[begin Data lines]
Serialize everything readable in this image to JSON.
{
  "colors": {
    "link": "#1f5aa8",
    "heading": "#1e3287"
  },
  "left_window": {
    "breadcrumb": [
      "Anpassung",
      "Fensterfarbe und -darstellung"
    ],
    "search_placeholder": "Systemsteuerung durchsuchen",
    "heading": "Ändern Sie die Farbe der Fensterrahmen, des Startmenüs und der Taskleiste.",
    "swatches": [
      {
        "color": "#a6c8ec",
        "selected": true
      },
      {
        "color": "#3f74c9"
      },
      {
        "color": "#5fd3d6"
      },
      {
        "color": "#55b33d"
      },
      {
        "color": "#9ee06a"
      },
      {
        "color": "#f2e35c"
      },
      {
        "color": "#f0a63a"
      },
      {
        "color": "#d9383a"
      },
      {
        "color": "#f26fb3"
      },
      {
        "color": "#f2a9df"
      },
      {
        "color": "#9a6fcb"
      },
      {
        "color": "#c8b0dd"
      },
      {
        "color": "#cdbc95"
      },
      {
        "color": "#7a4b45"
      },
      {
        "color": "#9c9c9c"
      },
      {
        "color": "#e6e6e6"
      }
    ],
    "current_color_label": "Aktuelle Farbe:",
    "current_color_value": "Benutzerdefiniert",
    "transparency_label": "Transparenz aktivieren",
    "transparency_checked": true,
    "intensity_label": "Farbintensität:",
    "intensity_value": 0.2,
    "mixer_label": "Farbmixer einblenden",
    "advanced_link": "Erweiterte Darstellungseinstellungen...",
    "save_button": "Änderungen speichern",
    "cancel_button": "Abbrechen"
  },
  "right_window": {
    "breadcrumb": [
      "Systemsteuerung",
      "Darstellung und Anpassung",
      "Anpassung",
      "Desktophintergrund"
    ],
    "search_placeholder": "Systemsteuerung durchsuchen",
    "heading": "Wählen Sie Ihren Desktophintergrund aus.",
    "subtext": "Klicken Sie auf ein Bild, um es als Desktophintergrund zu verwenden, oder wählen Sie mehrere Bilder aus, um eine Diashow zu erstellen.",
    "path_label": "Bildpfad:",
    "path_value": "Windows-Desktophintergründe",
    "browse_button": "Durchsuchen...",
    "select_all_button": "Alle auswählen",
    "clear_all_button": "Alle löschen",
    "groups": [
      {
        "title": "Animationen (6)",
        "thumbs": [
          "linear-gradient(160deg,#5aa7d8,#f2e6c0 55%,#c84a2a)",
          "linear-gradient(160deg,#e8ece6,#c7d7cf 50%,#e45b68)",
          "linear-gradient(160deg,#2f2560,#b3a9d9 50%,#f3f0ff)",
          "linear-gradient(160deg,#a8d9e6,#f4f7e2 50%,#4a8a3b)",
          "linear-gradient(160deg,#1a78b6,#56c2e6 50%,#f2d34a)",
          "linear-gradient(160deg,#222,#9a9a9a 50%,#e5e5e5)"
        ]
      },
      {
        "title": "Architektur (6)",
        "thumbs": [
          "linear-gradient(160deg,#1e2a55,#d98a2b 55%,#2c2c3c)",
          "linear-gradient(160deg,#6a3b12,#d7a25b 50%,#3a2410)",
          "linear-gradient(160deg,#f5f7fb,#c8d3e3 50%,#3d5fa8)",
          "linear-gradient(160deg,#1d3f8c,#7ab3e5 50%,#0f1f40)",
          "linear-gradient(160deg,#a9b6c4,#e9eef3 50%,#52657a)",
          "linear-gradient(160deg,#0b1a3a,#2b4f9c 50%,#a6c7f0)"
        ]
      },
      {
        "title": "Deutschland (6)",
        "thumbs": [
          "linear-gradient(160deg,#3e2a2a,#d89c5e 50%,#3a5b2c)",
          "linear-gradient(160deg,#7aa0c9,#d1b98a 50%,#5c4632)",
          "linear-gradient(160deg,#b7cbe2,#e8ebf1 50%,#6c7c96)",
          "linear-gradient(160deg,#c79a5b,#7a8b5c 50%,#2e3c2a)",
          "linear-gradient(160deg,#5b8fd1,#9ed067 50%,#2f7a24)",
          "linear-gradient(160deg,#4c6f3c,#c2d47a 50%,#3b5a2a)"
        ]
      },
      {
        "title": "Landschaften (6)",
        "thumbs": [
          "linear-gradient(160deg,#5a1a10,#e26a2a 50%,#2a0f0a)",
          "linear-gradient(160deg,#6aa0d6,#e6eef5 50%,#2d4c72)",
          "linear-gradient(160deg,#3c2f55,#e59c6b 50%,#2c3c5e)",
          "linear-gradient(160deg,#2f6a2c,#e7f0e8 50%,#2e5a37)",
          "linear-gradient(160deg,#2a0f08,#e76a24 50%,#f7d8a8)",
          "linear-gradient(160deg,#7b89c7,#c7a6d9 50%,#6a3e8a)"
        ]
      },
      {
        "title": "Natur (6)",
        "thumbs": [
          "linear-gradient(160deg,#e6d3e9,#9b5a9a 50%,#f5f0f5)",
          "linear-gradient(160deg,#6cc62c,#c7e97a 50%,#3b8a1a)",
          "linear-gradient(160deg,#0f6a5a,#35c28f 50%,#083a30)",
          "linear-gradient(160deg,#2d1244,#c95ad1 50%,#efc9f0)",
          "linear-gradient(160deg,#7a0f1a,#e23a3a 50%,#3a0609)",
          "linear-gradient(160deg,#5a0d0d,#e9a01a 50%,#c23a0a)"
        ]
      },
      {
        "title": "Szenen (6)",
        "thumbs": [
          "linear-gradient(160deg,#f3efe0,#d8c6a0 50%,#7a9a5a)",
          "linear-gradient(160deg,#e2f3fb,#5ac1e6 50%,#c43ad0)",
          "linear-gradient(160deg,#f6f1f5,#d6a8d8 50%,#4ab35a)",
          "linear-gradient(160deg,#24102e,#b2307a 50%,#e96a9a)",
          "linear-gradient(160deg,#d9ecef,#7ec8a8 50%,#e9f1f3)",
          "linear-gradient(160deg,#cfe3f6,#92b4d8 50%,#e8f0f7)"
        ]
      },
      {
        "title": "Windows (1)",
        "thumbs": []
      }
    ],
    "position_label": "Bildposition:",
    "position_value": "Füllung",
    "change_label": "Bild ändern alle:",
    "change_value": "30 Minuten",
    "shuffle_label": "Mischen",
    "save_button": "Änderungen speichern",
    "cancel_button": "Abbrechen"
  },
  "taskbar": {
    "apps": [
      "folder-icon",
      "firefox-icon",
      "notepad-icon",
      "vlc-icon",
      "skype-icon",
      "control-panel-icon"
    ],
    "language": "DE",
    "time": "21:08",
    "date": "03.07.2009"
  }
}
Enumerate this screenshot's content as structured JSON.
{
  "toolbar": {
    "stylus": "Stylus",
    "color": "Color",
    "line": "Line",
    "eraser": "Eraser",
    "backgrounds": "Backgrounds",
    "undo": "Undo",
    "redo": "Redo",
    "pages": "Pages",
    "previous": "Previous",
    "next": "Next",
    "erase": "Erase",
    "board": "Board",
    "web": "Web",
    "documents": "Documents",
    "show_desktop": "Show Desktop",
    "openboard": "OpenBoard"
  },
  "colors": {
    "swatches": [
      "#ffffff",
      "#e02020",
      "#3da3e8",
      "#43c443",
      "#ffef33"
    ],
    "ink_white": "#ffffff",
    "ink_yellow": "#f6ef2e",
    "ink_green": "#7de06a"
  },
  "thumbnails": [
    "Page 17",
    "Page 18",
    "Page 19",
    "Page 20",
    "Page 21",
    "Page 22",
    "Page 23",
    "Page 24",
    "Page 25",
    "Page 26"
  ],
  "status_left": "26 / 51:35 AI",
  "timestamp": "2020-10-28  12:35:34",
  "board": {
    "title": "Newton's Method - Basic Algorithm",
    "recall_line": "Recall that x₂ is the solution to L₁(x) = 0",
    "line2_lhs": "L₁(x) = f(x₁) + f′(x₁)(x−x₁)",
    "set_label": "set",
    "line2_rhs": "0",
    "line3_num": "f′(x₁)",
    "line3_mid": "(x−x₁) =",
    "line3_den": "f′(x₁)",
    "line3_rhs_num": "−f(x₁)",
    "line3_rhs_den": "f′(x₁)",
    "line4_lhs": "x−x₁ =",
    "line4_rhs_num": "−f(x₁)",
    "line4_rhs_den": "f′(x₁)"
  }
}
[end Data lines]
Copy all lines from the material that hold "JSON".

### Answer to the task
Serialize everything readable in this image to JSON.
Enumerate this screenshot's content as structured JSON.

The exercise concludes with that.